*Goal of the exercise:*
Present each line of the entries below that holds the word "position".

*Supplied information:*
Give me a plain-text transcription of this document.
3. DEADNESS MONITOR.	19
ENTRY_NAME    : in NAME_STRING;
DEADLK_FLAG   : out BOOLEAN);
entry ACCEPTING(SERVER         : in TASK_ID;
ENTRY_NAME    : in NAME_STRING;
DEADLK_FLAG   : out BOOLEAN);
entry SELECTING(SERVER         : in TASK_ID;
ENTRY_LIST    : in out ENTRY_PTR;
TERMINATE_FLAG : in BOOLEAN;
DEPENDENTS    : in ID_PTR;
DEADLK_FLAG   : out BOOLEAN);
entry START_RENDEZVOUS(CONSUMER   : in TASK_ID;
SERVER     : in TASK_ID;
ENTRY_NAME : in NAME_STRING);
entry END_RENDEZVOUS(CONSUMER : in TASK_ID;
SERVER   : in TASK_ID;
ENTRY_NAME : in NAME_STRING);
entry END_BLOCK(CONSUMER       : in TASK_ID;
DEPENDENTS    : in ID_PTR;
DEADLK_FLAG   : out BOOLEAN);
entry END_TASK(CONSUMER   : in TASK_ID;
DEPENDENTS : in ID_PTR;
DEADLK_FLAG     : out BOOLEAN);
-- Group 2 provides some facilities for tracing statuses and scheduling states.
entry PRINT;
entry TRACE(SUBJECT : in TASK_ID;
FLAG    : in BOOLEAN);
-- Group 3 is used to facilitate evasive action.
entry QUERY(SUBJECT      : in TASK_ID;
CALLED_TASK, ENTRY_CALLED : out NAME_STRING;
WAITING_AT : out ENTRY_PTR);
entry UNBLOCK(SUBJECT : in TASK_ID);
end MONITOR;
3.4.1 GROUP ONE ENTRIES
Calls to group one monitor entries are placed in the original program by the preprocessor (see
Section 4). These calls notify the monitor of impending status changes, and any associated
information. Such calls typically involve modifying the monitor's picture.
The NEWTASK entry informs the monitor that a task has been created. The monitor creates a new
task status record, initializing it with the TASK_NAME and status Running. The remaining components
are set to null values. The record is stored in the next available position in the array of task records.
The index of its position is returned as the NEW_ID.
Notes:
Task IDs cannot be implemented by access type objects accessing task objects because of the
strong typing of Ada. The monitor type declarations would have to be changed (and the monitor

*Solution to the exercise:*
are set to null values. The record is stored in the next available position in the array of task records.
The index of its position is returned as the NEW_ID.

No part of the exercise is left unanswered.